[start of Records provided]

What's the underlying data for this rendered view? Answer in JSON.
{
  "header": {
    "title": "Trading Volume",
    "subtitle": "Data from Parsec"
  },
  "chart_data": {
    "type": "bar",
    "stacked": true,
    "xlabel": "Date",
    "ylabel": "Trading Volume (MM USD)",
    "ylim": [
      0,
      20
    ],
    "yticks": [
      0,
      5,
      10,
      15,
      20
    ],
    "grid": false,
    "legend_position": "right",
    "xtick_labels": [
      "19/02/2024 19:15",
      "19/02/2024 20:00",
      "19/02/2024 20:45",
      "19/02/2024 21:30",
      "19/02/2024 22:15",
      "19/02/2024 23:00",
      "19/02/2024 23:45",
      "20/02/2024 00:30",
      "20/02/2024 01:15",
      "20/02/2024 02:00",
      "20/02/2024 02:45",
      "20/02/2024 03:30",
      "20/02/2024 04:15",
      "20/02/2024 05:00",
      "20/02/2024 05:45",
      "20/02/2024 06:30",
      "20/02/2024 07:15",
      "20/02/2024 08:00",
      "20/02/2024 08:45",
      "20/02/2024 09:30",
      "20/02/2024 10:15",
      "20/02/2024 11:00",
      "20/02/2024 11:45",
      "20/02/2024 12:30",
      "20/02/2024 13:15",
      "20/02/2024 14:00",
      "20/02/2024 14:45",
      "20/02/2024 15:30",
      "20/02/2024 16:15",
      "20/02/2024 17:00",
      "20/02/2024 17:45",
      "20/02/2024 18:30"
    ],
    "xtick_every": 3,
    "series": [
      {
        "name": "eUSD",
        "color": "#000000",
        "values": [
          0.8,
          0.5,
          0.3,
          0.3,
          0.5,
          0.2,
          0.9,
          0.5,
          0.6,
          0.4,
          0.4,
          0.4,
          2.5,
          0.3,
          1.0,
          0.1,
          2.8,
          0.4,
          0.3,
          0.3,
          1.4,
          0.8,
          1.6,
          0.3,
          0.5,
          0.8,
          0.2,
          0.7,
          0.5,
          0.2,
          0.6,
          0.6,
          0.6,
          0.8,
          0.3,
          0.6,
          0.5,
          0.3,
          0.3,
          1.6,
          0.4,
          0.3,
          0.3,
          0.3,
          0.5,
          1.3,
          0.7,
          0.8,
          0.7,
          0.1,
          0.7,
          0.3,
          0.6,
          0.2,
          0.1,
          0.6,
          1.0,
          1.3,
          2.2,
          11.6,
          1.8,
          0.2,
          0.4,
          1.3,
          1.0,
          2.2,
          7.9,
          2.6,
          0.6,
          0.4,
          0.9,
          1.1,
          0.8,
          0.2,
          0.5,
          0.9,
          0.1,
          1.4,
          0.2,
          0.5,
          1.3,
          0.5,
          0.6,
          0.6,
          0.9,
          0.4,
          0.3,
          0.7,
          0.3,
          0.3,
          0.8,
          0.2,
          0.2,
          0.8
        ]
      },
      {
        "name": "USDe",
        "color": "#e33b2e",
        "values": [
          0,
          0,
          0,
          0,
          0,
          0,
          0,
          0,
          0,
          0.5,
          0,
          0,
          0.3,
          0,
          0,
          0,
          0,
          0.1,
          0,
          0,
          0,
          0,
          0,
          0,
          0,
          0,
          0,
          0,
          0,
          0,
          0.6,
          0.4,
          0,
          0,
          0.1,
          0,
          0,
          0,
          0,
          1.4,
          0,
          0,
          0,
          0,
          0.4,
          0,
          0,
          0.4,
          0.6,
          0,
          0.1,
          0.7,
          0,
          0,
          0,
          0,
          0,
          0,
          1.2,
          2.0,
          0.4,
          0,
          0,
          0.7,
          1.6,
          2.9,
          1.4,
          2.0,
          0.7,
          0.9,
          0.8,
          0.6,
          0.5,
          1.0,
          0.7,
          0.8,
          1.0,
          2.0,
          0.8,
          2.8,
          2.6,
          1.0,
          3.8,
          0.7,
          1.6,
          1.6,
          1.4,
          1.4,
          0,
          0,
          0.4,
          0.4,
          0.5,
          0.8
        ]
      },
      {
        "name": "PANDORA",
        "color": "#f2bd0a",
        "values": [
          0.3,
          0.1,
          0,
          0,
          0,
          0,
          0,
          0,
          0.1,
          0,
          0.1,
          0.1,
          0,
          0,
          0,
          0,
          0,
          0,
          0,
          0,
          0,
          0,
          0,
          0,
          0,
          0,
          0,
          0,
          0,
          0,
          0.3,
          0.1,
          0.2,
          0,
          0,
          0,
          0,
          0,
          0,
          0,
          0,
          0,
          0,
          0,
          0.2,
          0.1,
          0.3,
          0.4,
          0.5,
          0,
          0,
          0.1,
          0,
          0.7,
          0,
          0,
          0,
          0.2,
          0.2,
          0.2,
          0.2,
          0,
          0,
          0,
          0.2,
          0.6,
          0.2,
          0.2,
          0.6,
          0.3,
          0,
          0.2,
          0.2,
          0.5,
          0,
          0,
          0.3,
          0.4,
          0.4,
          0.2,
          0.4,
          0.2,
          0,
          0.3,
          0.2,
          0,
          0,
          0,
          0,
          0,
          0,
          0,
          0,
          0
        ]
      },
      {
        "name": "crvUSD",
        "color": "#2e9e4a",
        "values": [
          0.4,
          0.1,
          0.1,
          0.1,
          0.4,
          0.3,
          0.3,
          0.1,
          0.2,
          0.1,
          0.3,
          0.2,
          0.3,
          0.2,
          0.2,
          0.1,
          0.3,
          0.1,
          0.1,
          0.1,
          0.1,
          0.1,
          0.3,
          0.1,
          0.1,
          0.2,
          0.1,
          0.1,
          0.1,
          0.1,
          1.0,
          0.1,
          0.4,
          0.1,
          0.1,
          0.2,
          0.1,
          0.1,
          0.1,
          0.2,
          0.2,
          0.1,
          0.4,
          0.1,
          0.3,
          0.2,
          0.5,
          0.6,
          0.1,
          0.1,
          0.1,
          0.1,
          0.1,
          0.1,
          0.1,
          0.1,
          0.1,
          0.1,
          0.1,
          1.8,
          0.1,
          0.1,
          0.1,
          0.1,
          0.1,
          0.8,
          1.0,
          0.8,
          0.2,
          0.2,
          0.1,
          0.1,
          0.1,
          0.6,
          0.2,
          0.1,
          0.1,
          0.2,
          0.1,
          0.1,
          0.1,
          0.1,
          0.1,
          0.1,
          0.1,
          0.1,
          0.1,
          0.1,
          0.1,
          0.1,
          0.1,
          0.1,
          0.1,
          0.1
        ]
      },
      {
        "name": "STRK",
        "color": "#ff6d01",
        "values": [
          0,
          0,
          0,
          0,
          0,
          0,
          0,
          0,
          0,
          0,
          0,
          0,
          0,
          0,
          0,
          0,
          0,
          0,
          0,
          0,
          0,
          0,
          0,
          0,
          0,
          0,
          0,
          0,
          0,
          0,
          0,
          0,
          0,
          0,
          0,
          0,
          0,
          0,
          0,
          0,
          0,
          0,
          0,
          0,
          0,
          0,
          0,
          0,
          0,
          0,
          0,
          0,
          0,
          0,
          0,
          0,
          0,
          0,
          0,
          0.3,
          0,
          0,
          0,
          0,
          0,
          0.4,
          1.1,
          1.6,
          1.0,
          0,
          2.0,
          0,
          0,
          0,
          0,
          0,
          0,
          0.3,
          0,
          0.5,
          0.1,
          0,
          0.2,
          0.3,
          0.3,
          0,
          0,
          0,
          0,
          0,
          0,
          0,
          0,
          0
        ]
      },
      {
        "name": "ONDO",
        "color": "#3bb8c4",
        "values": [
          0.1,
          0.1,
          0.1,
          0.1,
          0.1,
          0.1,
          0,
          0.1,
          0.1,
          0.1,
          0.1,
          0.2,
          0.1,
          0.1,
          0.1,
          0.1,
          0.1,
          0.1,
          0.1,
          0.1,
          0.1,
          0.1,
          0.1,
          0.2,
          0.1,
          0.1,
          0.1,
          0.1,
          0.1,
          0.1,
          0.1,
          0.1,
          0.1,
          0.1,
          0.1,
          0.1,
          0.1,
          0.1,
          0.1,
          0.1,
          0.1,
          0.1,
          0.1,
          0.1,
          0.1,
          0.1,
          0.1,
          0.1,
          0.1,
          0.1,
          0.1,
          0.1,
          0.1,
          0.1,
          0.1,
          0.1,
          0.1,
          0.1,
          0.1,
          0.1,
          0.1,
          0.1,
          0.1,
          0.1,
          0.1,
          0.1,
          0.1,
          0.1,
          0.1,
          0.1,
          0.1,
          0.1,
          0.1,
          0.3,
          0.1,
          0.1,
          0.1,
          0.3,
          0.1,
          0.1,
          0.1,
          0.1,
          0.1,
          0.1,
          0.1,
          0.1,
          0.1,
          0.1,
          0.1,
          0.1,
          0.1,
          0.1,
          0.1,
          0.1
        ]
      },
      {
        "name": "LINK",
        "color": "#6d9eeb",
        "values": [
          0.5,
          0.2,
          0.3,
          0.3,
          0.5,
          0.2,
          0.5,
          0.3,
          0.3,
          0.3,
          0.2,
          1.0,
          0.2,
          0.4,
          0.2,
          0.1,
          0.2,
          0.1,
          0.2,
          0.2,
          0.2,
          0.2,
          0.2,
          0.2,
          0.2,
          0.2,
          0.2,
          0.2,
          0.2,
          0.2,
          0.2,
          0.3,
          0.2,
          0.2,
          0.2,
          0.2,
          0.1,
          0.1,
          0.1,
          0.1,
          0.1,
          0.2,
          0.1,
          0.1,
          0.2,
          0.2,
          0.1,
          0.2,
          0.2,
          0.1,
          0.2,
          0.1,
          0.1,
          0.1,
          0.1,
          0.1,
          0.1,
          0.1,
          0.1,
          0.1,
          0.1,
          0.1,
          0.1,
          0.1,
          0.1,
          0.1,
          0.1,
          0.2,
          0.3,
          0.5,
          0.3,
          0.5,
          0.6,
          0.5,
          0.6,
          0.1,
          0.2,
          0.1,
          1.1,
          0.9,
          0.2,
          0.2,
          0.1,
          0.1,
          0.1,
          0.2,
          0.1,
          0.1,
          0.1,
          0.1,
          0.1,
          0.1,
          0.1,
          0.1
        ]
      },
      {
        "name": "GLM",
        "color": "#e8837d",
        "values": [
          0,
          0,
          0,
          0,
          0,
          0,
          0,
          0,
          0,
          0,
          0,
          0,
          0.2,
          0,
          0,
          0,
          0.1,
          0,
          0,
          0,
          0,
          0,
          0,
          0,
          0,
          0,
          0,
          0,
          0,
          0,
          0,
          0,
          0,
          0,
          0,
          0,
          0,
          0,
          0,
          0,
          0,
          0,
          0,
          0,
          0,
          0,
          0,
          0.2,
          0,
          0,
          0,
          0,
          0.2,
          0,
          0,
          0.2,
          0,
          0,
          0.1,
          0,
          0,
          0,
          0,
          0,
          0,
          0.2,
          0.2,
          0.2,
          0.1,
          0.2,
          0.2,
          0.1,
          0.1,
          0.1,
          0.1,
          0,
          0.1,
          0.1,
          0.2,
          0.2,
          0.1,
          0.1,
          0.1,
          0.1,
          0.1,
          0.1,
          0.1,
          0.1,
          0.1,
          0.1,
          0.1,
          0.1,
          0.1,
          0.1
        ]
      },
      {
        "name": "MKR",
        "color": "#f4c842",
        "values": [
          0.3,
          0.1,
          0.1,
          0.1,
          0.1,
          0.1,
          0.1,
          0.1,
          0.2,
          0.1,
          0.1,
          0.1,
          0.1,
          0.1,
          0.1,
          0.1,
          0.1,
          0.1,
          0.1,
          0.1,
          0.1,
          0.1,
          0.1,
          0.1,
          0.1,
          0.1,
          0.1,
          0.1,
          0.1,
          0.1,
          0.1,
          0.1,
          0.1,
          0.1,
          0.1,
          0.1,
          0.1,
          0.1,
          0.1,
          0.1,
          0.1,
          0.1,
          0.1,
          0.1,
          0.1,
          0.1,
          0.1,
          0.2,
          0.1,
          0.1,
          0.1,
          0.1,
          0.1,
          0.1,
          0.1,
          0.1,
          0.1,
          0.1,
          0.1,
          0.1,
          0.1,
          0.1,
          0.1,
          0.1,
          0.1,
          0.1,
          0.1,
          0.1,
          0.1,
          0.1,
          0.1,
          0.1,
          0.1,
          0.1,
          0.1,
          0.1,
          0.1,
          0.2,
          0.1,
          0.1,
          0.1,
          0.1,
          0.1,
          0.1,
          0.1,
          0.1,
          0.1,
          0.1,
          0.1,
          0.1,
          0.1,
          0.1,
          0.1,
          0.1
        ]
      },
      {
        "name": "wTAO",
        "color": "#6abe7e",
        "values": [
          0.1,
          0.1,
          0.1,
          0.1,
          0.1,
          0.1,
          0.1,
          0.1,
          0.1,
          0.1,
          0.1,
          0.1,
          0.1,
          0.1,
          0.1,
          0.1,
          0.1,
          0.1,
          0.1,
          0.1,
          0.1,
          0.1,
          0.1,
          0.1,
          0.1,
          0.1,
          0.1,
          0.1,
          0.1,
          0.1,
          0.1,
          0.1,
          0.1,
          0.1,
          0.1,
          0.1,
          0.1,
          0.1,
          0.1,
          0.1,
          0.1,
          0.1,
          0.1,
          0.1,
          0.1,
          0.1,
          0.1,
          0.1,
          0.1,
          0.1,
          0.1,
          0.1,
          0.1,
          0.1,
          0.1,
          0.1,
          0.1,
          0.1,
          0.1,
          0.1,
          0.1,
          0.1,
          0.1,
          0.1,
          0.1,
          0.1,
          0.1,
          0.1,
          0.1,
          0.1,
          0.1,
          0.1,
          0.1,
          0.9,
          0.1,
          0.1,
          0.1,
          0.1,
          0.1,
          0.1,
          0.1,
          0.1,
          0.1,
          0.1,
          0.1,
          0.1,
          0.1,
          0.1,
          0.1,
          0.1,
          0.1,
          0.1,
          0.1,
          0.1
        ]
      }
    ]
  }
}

[end of Records provided]

Written request: Within the listing, how many lines hold the word "color"? Only the number is to be given.

Expected output: 10